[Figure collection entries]
☆ ☆ ☆ ☆ ☆

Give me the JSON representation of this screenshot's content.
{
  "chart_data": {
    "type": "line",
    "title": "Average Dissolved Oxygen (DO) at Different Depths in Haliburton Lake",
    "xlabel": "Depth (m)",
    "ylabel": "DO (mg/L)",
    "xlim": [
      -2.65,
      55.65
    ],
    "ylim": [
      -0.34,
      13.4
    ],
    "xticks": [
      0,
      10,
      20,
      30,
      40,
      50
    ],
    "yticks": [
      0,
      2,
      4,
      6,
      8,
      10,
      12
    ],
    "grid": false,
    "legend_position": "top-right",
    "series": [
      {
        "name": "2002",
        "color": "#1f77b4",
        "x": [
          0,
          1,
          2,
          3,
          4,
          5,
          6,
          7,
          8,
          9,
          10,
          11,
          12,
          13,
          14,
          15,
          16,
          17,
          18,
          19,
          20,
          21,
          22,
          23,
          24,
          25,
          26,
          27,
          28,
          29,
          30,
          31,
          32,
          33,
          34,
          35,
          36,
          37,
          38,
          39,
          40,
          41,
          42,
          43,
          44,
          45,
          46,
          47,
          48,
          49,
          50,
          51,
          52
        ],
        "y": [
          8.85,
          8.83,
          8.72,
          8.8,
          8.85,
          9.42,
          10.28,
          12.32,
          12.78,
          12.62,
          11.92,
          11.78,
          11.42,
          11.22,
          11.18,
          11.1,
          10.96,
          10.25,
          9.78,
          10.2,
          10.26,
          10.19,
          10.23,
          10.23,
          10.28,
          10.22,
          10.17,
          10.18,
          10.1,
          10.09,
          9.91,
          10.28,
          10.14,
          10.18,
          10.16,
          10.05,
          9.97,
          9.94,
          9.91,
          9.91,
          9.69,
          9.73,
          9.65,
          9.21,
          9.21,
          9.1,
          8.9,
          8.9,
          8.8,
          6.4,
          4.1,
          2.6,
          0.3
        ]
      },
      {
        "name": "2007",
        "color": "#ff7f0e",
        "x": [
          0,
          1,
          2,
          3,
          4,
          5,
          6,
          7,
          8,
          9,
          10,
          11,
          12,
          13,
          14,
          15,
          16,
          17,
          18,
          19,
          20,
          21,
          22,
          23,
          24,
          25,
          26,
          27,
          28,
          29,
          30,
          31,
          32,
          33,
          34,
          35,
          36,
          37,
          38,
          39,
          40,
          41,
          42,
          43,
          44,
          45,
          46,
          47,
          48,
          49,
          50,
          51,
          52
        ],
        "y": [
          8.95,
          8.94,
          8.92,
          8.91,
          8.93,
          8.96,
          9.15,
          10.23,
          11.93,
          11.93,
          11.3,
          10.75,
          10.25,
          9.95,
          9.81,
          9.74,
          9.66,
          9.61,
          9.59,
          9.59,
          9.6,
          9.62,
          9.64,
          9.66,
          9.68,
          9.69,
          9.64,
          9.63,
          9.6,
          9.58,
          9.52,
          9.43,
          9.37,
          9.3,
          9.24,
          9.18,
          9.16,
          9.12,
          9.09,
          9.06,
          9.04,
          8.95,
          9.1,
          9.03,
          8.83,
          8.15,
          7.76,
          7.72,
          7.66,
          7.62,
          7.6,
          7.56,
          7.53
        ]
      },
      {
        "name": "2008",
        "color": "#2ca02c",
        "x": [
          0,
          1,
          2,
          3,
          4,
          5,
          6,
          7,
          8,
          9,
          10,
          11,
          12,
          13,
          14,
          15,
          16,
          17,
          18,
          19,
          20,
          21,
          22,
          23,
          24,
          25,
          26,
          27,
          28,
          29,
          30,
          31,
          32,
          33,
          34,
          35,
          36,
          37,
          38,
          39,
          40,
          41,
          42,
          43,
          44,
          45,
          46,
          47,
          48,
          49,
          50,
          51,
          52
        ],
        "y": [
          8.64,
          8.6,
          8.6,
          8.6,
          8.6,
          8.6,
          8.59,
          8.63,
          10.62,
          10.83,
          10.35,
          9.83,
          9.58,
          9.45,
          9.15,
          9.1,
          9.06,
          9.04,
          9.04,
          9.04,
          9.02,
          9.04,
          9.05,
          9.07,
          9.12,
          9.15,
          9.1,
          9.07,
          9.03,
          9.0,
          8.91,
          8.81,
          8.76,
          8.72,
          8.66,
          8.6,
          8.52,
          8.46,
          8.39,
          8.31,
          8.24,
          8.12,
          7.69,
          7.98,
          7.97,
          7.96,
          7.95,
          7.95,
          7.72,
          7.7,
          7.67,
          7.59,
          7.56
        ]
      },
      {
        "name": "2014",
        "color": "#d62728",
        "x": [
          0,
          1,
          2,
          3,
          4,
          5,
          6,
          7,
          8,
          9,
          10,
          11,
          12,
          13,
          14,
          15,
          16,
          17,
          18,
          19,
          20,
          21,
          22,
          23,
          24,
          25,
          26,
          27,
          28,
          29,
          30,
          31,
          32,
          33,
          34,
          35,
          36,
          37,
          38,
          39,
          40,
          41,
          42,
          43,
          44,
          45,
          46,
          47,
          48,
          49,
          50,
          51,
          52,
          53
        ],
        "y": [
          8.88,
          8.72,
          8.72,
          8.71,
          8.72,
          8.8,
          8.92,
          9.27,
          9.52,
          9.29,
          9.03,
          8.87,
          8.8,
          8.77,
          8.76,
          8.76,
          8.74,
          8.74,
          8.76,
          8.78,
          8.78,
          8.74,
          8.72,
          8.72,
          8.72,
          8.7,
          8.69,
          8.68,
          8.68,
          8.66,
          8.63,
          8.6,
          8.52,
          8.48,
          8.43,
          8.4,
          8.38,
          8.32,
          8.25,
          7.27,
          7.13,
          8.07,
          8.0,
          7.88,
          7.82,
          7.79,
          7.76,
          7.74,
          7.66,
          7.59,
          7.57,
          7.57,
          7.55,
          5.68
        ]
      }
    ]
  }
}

☆ ☆ ☆ ☆ ☆

→ **EXERCISE**:
Filter the records down to the lines that contain the string "name", and copy those lines.

→ **THE SOLUTION**:
        "name": "2002",
        "name": "2007",
        "name": "2008",
        "name": "2014",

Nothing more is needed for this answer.